**Problem to work on**: Can you find the lines of the listing that include "работников" and copy every one?

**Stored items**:

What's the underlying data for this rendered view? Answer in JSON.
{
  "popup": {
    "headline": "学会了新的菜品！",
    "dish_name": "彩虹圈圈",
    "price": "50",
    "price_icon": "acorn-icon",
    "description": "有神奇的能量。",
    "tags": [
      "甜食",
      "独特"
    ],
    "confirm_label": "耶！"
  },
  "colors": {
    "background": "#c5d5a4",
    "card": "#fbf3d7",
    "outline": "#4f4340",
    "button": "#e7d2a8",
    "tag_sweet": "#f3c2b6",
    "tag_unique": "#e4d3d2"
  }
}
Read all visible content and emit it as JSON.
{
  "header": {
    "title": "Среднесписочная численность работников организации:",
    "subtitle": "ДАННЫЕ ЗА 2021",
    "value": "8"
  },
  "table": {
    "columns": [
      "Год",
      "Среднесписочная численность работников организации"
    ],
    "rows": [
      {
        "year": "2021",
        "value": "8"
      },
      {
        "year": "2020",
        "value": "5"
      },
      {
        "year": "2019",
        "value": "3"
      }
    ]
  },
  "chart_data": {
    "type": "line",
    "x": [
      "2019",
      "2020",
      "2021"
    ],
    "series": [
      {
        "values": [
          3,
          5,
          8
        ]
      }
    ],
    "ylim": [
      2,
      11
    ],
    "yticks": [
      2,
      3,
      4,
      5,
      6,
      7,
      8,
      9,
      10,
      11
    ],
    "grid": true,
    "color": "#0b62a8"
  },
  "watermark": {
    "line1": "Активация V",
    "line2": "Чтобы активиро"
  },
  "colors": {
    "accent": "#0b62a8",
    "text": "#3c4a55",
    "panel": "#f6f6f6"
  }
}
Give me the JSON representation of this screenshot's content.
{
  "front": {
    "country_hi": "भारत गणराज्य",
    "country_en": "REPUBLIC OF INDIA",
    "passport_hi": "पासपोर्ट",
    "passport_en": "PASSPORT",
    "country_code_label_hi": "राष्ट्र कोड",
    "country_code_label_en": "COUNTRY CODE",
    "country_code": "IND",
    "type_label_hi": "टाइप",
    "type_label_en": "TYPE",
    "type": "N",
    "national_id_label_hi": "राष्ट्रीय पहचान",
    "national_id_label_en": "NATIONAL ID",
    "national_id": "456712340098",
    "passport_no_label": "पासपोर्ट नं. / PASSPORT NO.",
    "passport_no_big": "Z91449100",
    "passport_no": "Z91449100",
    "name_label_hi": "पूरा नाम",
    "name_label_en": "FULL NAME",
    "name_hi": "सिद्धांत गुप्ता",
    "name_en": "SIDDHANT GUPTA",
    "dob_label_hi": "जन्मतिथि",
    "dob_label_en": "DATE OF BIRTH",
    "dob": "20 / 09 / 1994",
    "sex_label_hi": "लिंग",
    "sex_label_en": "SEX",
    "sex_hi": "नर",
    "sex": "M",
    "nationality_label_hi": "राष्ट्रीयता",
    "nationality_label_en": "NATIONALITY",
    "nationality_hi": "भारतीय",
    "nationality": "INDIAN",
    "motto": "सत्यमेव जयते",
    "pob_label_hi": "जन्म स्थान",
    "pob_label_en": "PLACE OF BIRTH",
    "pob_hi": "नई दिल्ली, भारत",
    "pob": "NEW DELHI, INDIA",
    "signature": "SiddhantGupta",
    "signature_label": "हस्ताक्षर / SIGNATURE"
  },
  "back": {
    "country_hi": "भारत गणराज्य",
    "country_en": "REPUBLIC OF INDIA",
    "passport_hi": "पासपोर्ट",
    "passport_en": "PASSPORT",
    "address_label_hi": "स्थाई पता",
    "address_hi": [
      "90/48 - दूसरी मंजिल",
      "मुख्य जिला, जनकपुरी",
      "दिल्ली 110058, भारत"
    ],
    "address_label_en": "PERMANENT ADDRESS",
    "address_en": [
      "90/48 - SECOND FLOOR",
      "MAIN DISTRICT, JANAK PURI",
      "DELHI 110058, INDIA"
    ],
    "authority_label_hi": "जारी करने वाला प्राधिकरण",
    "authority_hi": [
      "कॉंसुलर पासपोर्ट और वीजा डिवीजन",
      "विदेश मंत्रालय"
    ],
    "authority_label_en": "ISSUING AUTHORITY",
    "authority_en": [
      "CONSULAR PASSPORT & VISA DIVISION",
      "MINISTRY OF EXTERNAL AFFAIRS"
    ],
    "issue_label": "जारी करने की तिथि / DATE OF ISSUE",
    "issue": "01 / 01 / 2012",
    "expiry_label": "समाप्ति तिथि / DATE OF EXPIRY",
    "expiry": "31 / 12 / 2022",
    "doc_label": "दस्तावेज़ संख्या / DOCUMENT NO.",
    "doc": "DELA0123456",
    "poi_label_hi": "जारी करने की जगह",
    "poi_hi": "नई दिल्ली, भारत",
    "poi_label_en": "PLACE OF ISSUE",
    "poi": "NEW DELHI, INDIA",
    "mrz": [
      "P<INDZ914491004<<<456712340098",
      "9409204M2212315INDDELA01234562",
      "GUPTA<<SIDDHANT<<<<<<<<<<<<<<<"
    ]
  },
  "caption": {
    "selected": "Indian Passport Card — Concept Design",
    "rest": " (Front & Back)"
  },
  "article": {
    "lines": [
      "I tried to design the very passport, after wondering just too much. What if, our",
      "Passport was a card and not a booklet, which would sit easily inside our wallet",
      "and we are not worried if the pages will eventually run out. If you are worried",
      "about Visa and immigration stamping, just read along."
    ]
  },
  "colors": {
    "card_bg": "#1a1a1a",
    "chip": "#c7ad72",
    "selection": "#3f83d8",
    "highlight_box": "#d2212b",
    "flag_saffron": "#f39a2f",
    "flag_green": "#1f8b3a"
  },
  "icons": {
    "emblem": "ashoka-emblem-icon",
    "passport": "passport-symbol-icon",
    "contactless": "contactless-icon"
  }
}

**Output of the exercise**:
    "title": "Среднесписочная численность работников организации:",
      "Среднесписочная численность работников организации"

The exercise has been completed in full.